Exercise directions |
Copy, from the entries below, each line where the word "cord" can be found.

+ + + + + + +

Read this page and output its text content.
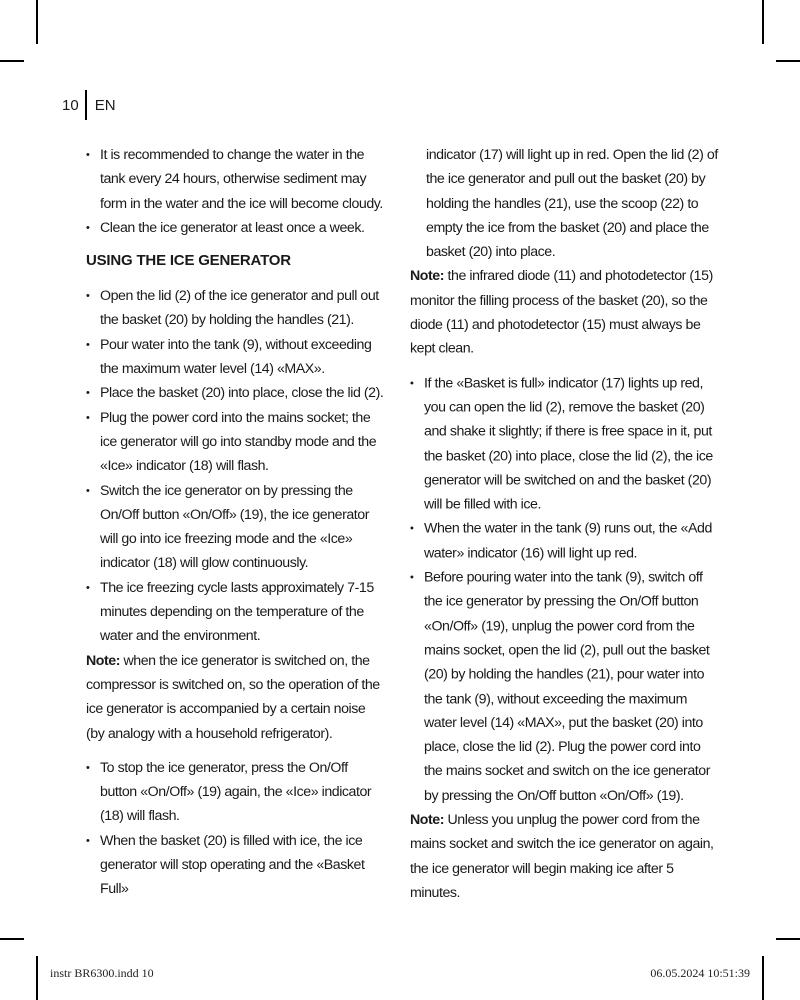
10 EN
• It is recommended to change the water in the tank every 24 hours, otherwise sediment may form in the water and the ice will become cloudy.
• Clean the ice generator at least once a week.
USING THE ICE GENERATOR
• Open the lid (2) of the ice generator and pull out the basket (20) by holding the handles (21).
• Pour water into the tank (9), without exceeding the maximum water level (14) «MAX».
• Place the basket (20) into place, close the lid (2).
• Plug the power cord into the mains socket; the ice generator will go into standby mode and the «Ice» indicator (18) will flash.
• Switch the ice generator on by pressing the On/Off button «On/Off» (19), the ice generator will go into ice freezing mode and the «Ice» indicator (18) will glow continuously.
• The ice freezing cycle lasts approximately 7-15 minutes depending on the temperature of the water and the environment.

Note: when the ice generator is switched on, the compressor is switched on, so the operation of the ice generator is accompanied by a certain noise (by analogy with a household refrigerator).

• To stop the ice generator, press the On/Off button «On/Off» (19) again, the «Ice» indicator (18) will flash.
• When the basket (20) is filled with ice, the ice generator will stop operating and the «Basket Full»

indicator (17) will light up in red. Open the lid (2) of the ice generator and pull out the basket (20) by holding the handles (21), use the scoop (22) to empty the ice from the basket (20) and place the basket (20) into place.

Note: the infrared diode (11) and photodetector (15) monitor the filling process of the basket (20), so the diode (11) and photodetector (15) must always be kept clean.

• If the «Basket is full» indicator (17) lights up red, you can open the lid (2), remove the basket (20) and shake it slightly; if there is free space in it, put the basket (20) into place, close the lid (2), the ice generator will be switched on and the basket (20) will be filled with ice.
• When the water in the tank (9) runs out, the «Add water» indicator (16) will light up red.
• Before pouring water into the tank (9), switch off the ice generator by pressing the On/Off button «On/Off» (19), unplug the power cord from the mains socket, open the lid (2), pull out the basket (20) by holding the handles (21), pour water into the tank (9), without exceeding the maximum water level (14) «MAX», put the basket (20) into place, close the lid (2). Plug the power cord into the mains socket and switch on the ice generator by pressing the On/Off button «On/Off» (19).

Note: Unless you unplug the power cord from the mains socket and switch the ice generator on again, the ice generator will begin making ice after 5 minutes.

instr BR6300.indd 10	06.05.2024 10:51:39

+ + + + + + +

Task solution |
• Plug the power cord into the mains socket; the ice generator will go into standby mode and the «Ice» indicator (18) will flash.
• Before pouring water into the tank (9), switch off the ice generator by pressing the On/Off button «On/Off» (19), unplug the power cord from the mains socket, open the lid (2), pull out the basket (20) by holding the handles (21), pour water into the tank (9), without exceeding the maximum water level (14) «MAX», put the basket (20) into place, close the lid (2). Plug the power cord into the mains socket and switch on the ice generator by pressing the On/Off button «On/Off» (19).
Note: Unless you unplug the power cord from the mains socket and switch the ice generator on again, the ice generator will begin making ice after 5 minutes.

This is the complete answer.